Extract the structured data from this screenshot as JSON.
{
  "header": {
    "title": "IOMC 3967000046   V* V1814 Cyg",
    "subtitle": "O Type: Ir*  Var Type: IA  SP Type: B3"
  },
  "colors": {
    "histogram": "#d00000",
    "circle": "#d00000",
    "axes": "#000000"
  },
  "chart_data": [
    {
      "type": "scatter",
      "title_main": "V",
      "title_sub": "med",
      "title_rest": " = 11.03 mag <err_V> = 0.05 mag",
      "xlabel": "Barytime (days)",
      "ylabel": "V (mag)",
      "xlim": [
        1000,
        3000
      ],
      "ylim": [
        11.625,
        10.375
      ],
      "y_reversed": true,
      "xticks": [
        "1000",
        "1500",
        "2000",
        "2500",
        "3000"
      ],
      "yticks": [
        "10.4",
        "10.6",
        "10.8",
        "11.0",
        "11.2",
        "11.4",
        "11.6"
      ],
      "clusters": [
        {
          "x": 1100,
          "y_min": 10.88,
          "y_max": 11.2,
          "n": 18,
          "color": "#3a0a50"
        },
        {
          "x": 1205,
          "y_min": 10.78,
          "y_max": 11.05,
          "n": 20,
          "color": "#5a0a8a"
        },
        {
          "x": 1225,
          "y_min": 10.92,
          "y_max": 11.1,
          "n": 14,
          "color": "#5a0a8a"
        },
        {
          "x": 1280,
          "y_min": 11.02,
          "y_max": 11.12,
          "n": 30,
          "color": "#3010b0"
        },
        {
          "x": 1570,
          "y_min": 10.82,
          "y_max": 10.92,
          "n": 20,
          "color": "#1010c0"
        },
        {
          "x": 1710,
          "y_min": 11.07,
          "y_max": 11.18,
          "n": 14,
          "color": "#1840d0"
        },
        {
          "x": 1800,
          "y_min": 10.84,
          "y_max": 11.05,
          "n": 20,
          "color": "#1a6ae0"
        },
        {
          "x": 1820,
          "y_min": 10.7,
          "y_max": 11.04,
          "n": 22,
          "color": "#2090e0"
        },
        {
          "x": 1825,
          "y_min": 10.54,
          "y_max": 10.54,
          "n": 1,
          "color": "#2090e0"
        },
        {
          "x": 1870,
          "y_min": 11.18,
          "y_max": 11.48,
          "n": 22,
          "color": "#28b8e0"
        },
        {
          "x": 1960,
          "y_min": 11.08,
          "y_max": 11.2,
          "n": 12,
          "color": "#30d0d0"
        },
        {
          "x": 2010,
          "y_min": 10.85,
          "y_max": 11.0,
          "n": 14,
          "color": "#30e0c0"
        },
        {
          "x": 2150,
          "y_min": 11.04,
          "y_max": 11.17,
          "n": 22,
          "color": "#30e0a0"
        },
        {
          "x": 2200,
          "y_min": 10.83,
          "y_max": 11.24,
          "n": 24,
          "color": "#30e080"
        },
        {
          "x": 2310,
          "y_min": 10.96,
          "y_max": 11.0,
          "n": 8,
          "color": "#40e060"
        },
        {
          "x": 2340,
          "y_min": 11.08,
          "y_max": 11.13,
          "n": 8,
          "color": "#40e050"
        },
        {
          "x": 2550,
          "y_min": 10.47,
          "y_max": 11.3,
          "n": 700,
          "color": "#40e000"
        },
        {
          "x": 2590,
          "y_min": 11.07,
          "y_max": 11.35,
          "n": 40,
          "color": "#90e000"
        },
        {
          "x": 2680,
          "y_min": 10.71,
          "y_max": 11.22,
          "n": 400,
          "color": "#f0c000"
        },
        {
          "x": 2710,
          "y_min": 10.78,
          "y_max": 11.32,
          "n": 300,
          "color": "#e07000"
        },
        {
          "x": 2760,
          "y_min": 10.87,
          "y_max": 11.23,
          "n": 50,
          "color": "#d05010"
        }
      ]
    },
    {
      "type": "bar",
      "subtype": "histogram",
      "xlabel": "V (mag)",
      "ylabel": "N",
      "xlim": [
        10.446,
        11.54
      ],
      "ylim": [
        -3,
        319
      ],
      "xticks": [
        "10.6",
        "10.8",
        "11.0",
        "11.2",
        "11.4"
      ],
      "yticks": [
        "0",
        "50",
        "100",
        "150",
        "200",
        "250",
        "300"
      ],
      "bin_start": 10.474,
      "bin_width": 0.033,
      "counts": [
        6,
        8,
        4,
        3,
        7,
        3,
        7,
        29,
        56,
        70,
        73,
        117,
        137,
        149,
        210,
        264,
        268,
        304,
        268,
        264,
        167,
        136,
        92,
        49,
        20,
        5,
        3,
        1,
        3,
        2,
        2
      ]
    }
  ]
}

·····

◆ **SHORT TASK**: Nothing may be left out: return each entry exactly as it reads.

◆ **ANSWER FOR THIS EXERCISE**:
Extract the structured data from this screenshot as JSON.
{
  "header": {
    "title": "IOMC 3967000046   V* V1814 Cyg",
    "subtitle": "O Type: Ir*  Var Type: IA  SP Type: B3"
  },
  "colors": {
    "histogram": "#d00000",
    "circle": "#d00000",
    "axes": "#000000"
  },
  "chart_data": [
    {
      "type": "scatter",
      "title_main": "V",
      "title_sub": "med",
      "title_rest": " = 11.03 mag <err_V> = 0.05 mag",
      "xlabel": "Barytime (days)",
      "ylabel": "V (mag)",
      "xlim": [
        1000,
        3000
      ],
      "ylim": [
        11.625,
        10.375
      ],
      "y_reversed": true,
      "xticks": [
        "1000",
        "1500",
        "2000",
        "2500",
        "3000"
      ],
      "yticks": [
        "10.4",
        "10.6",
        "10.8",
        "11.0",
        "11.2",
        "11.4",
        "11.6"
      ],
      "clusters": [
        {
          "x": 1100,
          "y_min": 10.88,
          "y_max": 11.2,
          "n": 18,
          "color": "#3a0a50"
        },
        {
          "x": 1205,
          "y_min": 10.78,
          "y_max": 11.05,
          "n": 20,
          "color": "#5a0a8a"
        },
        {
          "x": 1225,
          "y_min": 10.92,
          "y_max": 11.1,
          "n": 14,
          "color": "#5a0a8a"
        },
        {
          "x": 1280,
          "y_min": 11.02,
          "y_max": 11.12,
          "n": 30,
          "color": "#3010b0"
        },
        {
          "x": 1570,
          "y_min": 10.82,
          "y_max": 10.92,
          "n": 20,
          "color": "#1010c0"
        },
        {
          "x": 1710,
          "y_min": 11.07,
          "y_max": 11.18,
          "n": 14,
          "color": "#1840d0"
        },
        {
          "x": 1800,
          "y_min": 10.84,
          "y_max": 11.05,
          "n": 20,
          "color": "#1a6ae0"
        },
        {
          "x": 1820,
          "y_min": 10.7,
          "y_max": 11.04,
          "n": 22,
          "color": "#2090e0"
        },
        {
          "x": 1825,
          "y_min": 10.54,
          "y_max": 10.54,
          "n": 1,
          "color": "#2090e0"
        },
        {
          "x": 1870,
          "y_min": 11.18,
          "y_max": 11.48,
          "n": 22,
          "color": "#28b8e0"
        },
        {
          "x": 1960,
          "y_min": 11.08,
          "y_max": 11.2,
          "n": 12,
          "color": "#30d0d0"
        },
        {
          "x": 2010,
          "y_min": 10.85,
          "y_max": 11.0,
          "n": 14,
          "color": "#30e0c0"
        },
        {
          "x": 2150,
          "y_min": 11.04,
          "y_max": 11.17,
          "n": 22,
          "color": "#30e0a0"
        },
        {
          "x": 2200,
          "y_min": 10.83,
          "y_max": 11.24,
          "n": 24,
          "color": "#30e080"
        },
        {
          "x": 2310,
          "y_min": 10.96,
          "y_max": 11.0,
          "n": 8,
          "color": "#40e060"
        },
        {
          "x": 2340,
          "y_min": 11.08,
          "y_max": 11.13,
          "n": 8,
          "color": "#40e050"
        },
        {
          "x": 2550,
          "y_min": 10.47,
          "y_max": 11.3,
          "n": 700,
          "color": "#40e000"
        },
        {
          "x": 2590,
          "y_min": 11.07,
          "y_max": 11.35,
          "n": 40,
          "color": "#90e000"
        },
        {
          "x": 2680,
          "y_min": 10.71,
          "y_max": 11.22,
          "n": 400,
          "color": "#f0c000"
        },
        {
          "x": 2710,
          "y_min": 10.78,
          "y_max": 11.32,
          "n": 300,
          "color": "#e07000"
        },
        {
          "x": 2760,
          "y_min": 10.87,
          "y_max": 11.23,
          "n": 50,
          "color": "#d05010"
        }
      ]
    },
    {
      "type": "bar",
      "subtype": "histogram",
      "xlabel": "V (mag)",
      "ylabel": "N",
      "xlim": [
        10.446,
        11.54
      ],
      "ylim": [
        -3,
        319
      ],
      "xticks": [
        "10.6",
        "10.8",
        "11.0",
        "11.2",
        "11.4"
      ],
      "yticks": [
        "0",
        "50",
        "100",
        "150",
        "200",
        "250",
        "300"
      ],
      "bin_start": 10.474,
      "bin_width": 0.033,
      "counts": [
        6,
        8,
        4,
        3,
        7,
        3,
        7,
        29,
        56,
        70,
        73,
        117,
        137,
        149,
        210,
        264,
        268,
        304,
        268,
        264,
        167,
        136,
        92,
        49,
        20,
        5,
        3,
        1,
        3,
        2,
        2
      ]
    }
  ]
}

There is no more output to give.